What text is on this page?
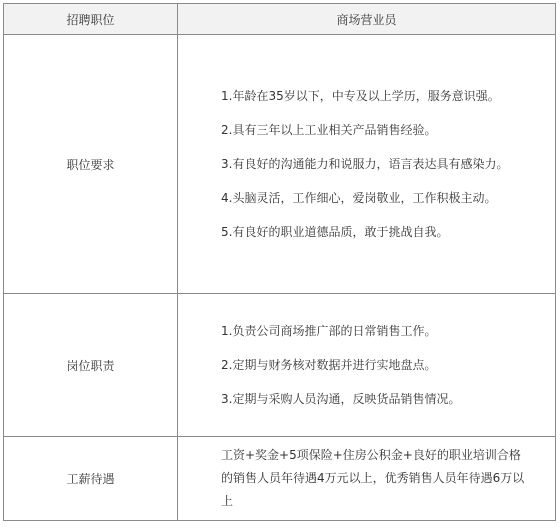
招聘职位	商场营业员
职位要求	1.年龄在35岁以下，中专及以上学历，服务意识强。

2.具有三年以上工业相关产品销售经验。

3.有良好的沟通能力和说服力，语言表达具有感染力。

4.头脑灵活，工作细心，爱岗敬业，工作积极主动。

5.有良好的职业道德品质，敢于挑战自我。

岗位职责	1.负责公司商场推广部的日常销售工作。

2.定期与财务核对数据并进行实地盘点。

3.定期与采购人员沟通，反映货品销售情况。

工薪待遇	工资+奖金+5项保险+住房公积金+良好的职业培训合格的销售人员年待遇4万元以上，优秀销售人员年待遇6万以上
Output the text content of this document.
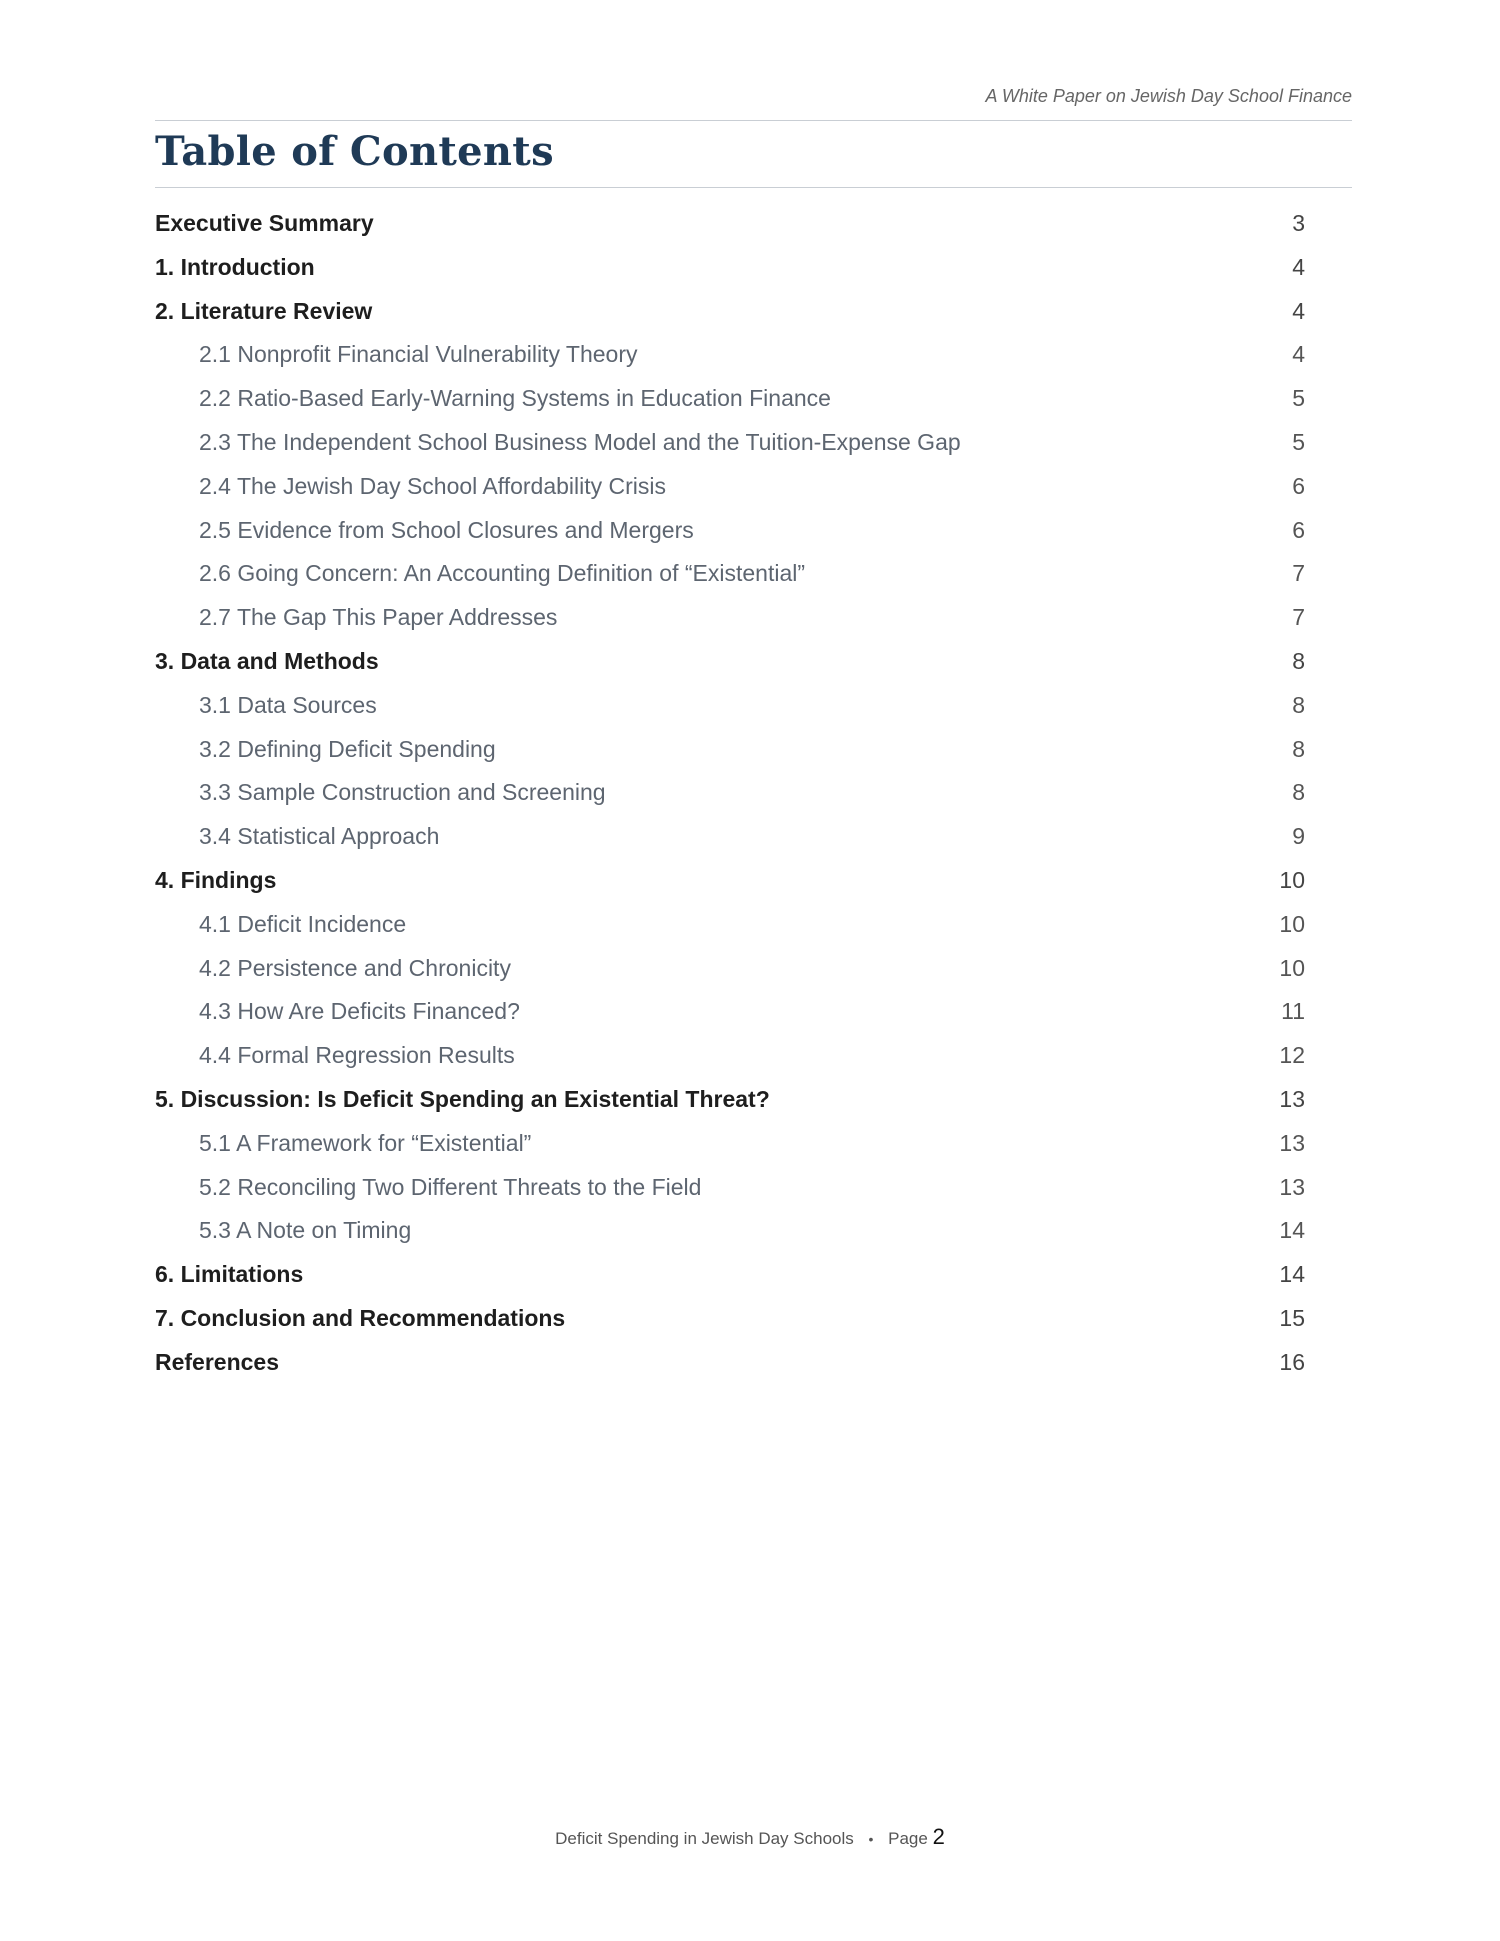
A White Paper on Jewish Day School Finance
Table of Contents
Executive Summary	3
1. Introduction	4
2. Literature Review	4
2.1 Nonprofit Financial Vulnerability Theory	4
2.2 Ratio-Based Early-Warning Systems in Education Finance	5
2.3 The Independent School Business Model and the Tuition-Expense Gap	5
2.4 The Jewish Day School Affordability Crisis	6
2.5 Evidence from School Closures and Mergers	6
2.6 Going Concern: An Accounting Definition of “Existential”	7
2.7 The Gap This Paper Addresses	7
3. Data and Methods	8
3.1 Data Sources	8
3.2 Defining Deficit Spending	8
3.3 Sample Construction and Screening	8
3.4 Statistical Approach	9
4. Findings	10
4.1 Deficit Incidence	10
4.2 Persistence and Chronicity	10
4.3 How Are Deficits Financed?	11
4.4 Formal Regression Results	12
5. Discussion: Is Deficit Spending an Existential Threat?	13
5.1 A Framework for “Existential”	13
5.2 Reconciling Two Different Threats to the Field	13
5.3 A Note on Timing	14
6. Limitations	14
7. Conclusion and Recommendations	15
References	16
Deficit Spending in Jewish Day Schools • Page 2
--
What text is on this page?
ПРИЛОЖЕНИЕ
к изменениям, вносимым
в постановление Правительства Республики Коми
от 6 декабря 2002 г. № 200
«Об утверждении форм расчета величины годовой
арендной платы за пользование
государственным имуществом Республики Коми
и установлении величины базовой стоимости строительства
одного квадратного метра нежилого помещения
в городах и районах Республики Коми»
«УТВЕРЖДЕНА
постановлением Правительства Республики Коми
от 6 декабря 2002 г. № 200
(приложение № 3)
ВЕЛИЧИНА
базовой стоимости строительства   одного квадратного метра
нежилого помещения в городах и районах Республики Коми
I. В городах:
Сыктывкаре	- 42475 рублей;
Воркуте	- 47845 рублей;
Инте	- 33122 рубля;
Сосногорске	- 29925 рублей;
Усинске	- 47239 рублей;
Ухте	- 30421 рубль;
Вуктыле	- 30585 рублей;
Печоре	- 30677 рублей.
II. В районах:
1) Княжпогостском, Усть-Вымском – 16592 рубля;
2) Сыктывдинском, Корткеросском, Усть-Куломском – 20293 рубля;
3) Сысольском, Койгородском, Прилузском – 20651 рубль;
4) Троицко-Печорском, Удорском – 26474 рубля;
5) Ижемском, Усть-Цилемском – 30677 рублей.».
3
--
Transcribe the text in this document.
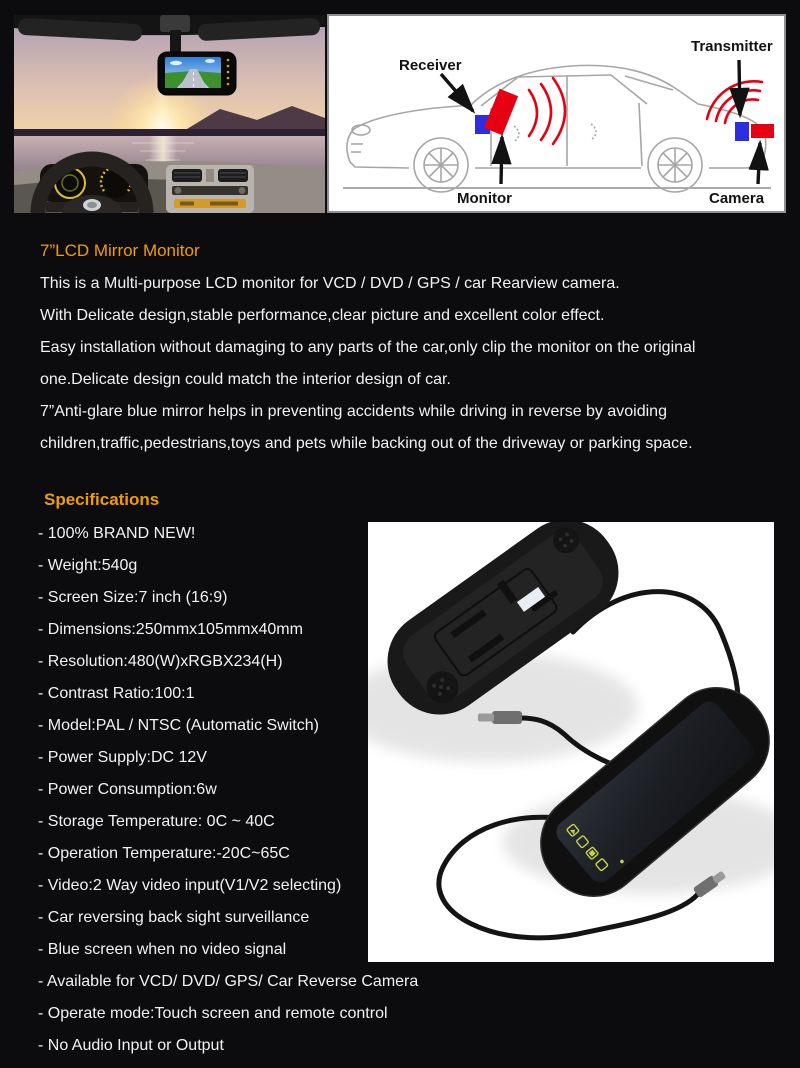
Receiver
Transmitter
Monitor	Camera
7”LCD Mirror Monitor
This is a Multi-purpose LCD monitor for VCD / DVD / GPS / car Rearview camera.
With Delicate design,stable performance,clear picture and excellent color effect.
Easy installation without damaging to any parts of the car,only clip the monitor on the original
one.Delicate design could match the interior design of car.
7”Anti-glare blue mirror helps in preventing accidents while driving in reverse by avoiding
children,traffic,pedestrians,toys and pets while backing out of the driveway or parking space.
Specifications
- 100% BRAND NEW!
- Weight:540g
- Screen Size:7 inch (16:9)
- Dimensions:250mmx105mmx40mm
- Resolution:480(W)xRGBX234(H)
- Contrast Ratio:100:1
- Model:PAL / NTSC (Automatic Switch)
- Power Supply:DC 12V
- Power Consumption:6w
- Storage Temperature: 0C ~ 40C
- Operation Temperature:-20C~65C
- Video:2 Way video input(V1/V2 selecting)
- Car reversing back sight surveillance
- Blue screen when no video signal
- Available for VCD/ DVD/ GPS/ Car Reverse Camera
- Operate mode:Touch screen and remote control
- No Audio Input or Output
--
#### [Work instructions]
Collect the lines of the data that carry the word "Правительства".

#### [Solution for this exercise]
в постановление Правительства Республики Коми
постановлением Правительства Республики Коми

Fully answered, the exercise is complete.